• _Your goal_
Print out every line, exactly as written.

• _Supplied records_
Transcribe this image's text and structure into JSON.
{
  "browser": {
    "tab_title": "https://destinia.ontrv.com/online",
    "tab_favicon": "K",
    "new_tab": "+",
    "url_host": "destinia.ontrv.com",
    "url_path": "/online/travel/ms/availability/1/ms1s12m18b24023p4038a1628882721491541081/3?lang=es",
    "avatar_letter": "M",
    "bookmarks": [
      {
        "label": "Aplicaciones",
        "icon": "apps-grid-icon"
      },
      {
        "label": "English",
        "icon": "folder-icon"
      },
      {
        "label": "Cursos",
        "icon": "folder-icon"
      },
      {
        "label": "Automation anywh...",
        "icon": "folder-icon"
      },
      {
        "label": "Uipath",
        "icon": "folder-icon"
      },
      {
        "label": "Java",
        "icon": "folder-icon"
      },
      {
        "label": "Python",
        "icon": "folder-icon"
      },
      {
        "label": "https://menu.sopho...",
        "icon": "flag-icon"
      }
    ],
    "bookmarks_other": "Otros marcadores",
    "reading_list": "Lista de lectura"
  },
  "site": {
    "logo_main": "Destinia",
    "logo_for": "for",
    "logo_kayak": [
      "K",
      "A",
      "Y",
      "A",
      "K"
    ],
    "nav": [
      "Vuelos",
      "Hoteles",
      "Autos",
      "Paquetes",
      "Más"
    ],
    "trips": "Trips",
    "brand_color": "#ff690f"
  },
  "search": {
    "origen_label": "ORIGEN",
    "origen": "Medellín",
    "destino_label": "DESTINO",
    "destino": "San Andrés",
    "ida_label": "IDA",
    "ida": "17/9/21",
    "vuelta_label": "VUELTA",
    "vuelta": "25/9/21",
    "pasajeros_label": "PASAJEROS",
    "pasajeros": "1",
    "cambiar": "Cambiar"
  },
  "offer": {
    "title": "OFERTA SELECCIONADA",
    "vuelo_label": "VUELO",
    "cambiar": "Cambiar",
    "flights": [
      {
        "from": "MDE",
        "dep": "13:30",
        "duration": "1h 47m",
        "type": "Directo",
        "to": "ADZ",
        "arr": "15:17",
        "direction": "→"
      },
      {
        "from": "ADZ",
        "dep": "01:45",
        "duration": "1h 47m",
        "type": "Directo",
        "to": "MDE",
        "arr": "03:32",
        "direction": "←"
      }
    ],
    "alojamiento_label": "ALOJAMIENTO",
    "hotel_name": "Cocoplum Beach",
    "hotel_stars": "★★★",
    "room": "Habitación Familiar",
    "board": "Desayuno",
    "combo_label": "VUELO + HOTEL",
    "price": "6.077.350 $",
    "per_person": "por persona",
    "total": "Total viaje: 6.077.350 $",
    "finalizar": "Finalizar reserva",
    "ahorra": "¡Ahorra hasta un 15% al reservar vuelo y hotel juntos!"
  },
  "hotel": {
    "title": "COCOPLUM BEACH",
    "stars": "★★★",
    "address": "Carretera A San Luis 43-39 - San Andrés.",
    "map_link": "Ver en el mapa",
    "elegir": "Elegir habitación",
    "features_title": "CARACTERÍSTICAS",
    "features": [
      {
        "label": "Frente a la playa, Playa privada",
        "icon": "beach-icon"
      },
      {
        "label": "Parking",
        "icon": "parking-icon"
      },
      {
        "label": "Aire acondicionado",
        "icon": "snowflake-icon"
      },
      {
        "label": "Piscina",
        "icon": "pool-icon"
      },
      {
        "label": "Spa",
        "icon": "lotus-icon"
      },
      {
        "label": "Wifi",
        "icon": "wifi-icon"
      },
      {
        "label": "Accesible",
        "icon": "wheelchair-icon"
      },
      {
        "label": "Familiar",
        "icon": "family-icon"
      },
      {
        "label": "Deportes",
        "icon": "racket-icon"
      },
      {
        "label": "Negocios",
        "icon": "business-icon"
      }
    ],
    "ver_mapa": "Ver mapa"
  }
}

• _Exercise output_
Transcribe this image's text and structure into JSON.
{
  "browser": {
    "tab_title": "https://destinia.ontrv.com/online",
    "tab_favicon": "K",
    "new_tab": "+",
    "url_host": "destinia.ontrv.com",
    "url_path": "/online/travel/ms/availability/1/ms1s12m18b24023p4038a1628882721491541081/3?lang=es",
    "avatar_letter": "M",
    "bookmarks": [
      {
        "label": "Aplicaciones",
        "icon": "apps-grid-icon"
      },
      {
        "label": "English",
        "icon": "folder-icon"
      },
      {
        "label": "Cursos",
        "icon": "folder-icon"
      },
      {
        "label": "Automation anywh...",
        "icon": "folder-icon"
      },
      {
        "label": "Uipath",
        "icon": "folder-icon"
      },
      {
        "label": "Java",
        "icon": "folder-icon"
      },
      {
        "label": "Python",
        "icon": "folder-icon"
      },
      {
        "label": "https://menu.sopho...",
        "icon": "flag-icon"
      }
    ],
    "bookmarks_other": "Otros marcadores",
    "reading_list": "Lista de lectura"
  },
  "site": {
    "logo_main": "Destinia",
    "logo_for": "for",
    "logo_kayak": [
      "K",
      "A",
      "Y",
      "A",
      "K"
    ],
    "nav": [
      "Vuelos",
      "Hoteles",
      "Autos",
      "Paquetes",
      "Más"
    ],
    "trips": "Trips",
    "brand_color": "#ff690f"
  },
  "search": {
    "origen_label": "ORIGEN",
    "origen": "Medellín",
    "destino_label": "DESTINO",
    "destino": "San Andrés",
    "ida_label": "IDA",
    "ida": "17/9/21",
    "vuelta_label": "VUELTA",
    "vuelta": "25/9/21",
    "pasajeros_label": "PASAJEROS",
    "pasajeros": "1",
    "cambiar": "Cambiar"
  },
  "offer": {
    "title": "OFERTA SELECCIONADA",
    "vuelo_label": "VUELO",
    "cambiar": "Cambiar",
    "flights": [
      {
        "from": "MDE",
        "dep": "13:30",
        "duration": "1h 47m",
        "type": "Directo",
        "to": "ADZ",
        "arr": "15:17",
        "direction": "→"
      },
      {
        "from": "ADZ",
        "dep": "01:45",
        "duration": "1h 47m",
        "type": "Directo",
        "to": "MDE",
        "arr": "03:32",
        "direction": "←"
      }
    ],
    "alojamiento_label": "ALOJAMIENTO",
    "hotel_name": "Cocoplum Beach",
    "hotel_stars": "★★★",
    "room": "Habitación Familiar",
    "board": "Desayuno",
    "combo_label": "VUELO + HOTEL",
    "price": "6.077.350 $",
    "per_person": "por persona",
    "total": "Total viaje: 6.077.350 $",
    "finalizar": "Finalizar reserva",
    "ahorra": "¡Ahorra hasta un 15% al reservar vuelo y hotel juntos!"
  },
  "hotel": {
    "title": "COCOPLUM BEACH",
    "stars": "★★★",
    "address": "Carretera A San Luis 43-39 - San Andrés.",
    "map_link": "Ver en el mapa",
    "elegir": "Elegir habitación",
    "features_title": "CARACTERÍSTICAS",
    "features": [
      {
        "label": "Frente a la playa, Playa privada",
        "icon": "beach-icon"
      },
      {
        "label": "Parking",
        "icon": "parking-icon"
      },
      {
        "label": "Aire acondicionado",
        "icon": "snowflake-icon"
      },
      {
        "label": "Piscina",
        "icon": "pool-icon"
      },
      {
        "label": "Spa",
        "icon": "lotus-icon"
      },
      {
        "label": "Wifi",
        "icon": "wifi-icon"
      },
      {
        "label": "Accesible",
        "icon": "wheelchair-icon"
      },
      {
        "label": "Familiar",
        "icon": "family-icon"
      },
      {
        "label": "Deportes",
        "icon": "racket-icon"
      },
      {
        "label": "Negocios",
        "icon": "business-icon"
      }
    ],
    "ver_mapa": "Ver mapa"
  }
}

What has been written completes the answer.